━━ Material for this exercise

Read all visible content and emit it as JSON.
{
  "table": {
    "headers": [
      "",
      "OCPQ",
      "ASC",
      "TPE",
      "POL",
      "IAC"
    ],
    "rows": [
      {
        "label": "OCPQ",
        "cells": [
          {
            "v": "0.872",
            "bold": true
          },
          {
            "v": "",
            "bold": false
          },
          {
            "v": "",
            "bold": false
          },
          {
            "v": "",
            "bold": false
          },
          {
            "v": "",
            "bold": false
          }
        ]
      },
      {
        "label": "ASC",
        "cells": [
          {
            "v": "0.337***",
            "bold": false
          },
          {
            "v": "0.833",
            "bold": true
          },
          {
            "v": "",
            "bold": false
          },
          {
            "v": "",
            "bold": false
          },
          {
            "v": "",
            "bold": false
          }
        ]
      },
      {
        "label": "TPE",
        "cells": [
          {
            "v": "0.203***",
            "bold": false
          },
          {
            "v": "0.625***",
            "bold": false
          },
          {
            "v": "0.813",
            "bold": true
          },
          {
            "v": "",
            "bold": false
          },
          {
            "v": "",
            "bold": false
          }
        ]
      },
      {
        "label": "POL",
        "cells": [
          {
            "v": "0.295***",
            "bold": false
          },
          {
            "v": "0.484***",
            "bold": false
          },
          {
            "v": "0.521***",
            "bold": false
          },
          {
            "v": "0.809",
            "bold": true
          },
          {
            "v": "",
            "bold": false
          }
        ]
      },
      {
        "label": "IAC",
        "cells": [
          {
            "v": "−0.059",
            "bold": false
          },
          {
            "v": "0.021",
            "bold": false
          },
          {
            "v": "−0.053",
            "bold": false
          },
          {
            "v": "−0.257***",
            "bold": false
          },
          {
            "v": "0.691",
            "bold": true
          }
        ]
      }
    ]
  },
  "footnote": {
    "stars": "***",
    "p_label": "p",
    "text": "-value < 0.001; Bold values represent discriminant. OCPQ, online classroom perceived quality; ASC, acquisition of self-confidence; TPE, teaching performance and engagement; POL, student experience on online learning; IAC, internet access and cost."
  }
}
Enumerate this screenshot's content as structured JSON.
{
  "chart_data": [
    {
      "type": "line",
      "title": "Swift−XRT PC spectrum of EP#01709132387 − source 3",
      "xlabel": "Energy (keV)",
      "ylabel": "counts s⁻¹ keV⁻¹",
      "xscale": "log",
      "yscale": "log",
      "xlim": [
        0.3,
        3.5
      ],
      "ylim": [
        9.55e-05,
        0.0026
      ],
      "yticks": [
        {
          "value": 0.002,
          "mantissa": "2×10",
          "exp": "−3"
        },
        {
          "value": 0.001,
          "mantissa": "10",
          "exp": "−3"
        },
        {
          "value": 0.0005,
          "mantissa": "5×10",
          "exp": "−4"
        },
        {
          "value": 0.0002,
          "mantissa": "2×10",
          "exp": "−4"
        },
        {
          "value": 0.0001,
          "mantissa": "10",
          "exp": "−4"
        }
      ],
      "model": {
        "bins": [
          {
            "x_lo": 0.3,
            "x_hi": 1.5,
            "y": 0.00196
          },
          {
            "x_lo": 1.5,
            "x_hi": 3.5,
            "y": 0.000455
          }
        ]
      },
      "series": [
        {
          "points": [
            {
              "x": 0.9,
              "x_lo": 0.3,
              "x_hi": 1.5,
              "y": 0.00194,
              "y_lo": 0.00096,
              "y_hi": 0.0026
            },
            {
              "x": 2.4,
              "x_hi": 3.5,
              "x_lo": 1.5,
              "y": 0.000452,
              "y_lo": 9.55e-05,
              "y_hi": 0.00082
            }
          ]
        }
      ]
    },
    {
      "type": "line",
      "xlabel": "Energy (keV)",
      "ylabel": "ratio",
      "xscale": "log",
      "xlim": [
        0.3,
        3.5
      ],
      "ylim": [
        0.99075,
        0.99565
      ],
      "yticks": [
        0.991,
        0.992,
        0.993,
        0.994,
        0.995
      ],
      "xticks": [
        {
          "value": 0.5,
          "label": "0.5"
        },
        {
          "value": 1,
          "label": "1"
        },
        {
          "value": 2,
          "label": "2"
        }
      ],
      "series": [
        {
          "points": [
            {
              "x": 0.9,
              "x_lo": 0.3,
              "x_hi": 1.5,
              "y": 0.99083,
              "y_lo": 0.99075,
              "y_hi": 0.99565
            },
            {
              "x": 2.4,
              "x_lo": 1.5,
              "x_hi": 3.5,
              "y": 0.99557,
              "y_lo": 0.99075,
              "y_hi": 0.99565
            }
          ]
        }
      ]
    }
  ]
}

━━━━

- Task prompt
Repeat each entry word for word.

- Exercise result
Read all visible content and emit it as JSON.
{
  "table": {
    "headers": [
      "",
      "OCPQ",
      "ASC",
      "TPE",
      "POL",
      "IAC"
    ],
    "rows": [
      {
        "label": "OCPQ",
        "cells": [
          {
            "v": "0.872",
            "bold": true
          },
          {
            "v": "",
            "bold": false
          },
          {
            "v": "",
            "bold": false
          },
          {
            "v": "",
            "bold": false
          },
          {
            "v": "",
            "bold": false
          }
        ]
      },
      {
        "label": "ASC",
        "cells": [
          {
            "v": "0.337***",
            "bold": false
          },
          {
            "v": "0.833",
            "bold": true
          },
          {
            "v": "",
            "bold": false
          },
          {
            "v": "",
            "bold": false
          },
          {
            "v": "",
            "bold": false
          }
        ]
      },
      {
        "label": "TPE",
        "cells": [
          {
            "v": "0.203***",
            "bold": false
          },
          {
            "v": "0.625***",
            "bold": false
          },
          {
            "v": "0.813",
            "bold": true
          },
          {
            "v": "",
            "bold": false
          },
          {
            "v": "",
            "bold": false
          }
        ]
      },
      {
        "label": "POL",
        "cells": [
          {
            "v": "0.295***",
            "bold": false
          },
          {
            "v": "0.484***",
            "bold": false
          },
          {
            "v": "0.521***",
            "bold": false
          },
          {
            "v": "0.809",
            "bold": true
          },
          {
            "v": "",
            "bold": false
          }
        ]
      },
      {
        "label": "IAC",
        "cells": [
          {
            "v": "−0.059",
            "bold": false
          },
          {
            "v": "0.021",
            "bold": false
          },
          {
            "v": "−0.053",
            "bold": false
          },
          {
            "v": "−0.257***",
            "bold": false
          },
          {
            "v": "0.691",
            "bold": true
          }
        ]
      }
    ]
  },
  "footnote": {
    "stars": "***",
    "p_label": "p",
    "text": "-value < 0.001; Bold values represent discriminant. OCPQ, online classroom perceived quality; ASC, acquisition of self-confidence; TPE, teaching performance and engagement; POL, student experience on online learning; IAC, internet access and cost."
  }
}
Enumerate this screenshot's content as structured JSON.
{
  "chart_data": [
    {
      "type": "line",
      "title": "Swift−XRT PC spectrum of EP#01709132387 − source 3",
      "xlabel": "Energy (keV)",
      "ylabel": "counts s⁻¹ keV⁻¹",
      "xscale": "log",
      "yscale": "log",
      "xlim": [
        0.3,
        3.5
      ],
      "ylim": [
        9.55e-05,
        0.0026
      ],
      "yticks": [
        {
          "value": 0.002,
          "mantissa": "2×10",
          "exp": "−3"
        },
        {
          "value": 0.001,
          "mantissa": "10",
          "exp": "−3"
        },
        {
          "value": 0.0005,
          "mantissa": "5×10",
          "exp": "−4"
        },
        {
          "value": 0.0002,
          "mantissa": "2×10",
          "exp": "−4"
        },
        {
          "value": 0.0001,
          "mantissa": "10",
          "exp": "−4"
        }
      ],
      "model": {
        "bins": [
          {
            "x_lo": 0.3,
            "x_hi": 1.5,
            "y": 0.00196
          },
          {
            "x_lo": 1.5,
            "x_hi": 3.5,
            "y": 0.000455
          }
        ]
      },
      "series": [
        {
          "points": [
            {
              "x": 0.9,
              "x_lo": 0.3,
              "x_hi": 1.5,
              "y": 0.00194,
              "y_lo": 0.00096,
              "y_hi": 0.0026
            },
            {
              "x": 2.4,
              "x_hi": 3.5,
              "x_lo": 1.5,
              "y": 0.000452,
              "y_lo": 9.55e-05,
              "y_hi": 0.00082
            }
          ]
        }
      ]
    },
    {
      "type": "line",
      "xlabel": "Energy (keV)",
      "ylabel": "ratio",
      "xscale": "log",
      "xlim": [
        0.3,
        3.5
      ],
      "ylim": [
        0.99075,
        0.99565
      ],
      "yticks": [
        0.991,
        0.992,
        0.993,
        0.994,
        0.995
      ],
      "xticks": [
        {
          "value": 0.5,
          "label": "0.5"
        },
        {
          "value": 1,
          "label": "1"
        },
        {
          "value": 2,
          "label": "2"
        }
      ],
      "series": [
        {
          "points": [
            {
              "x": 0.9,
              "x_lo": 0.3,
              "x_hi": 1.5,
              "y": 0.99083,
              "y_lo": 0.99075,
              "y_hi": 0.99565
            },
            {
              "x": 2.4,
              "x_lo": 1.5,
              "x_hi": 3.5,
              "y": 0.99557,
              "y_lo": 0.99075,
              "y_hi": 0.99565
            }
          ]
        }
      ]
    }
  ]
}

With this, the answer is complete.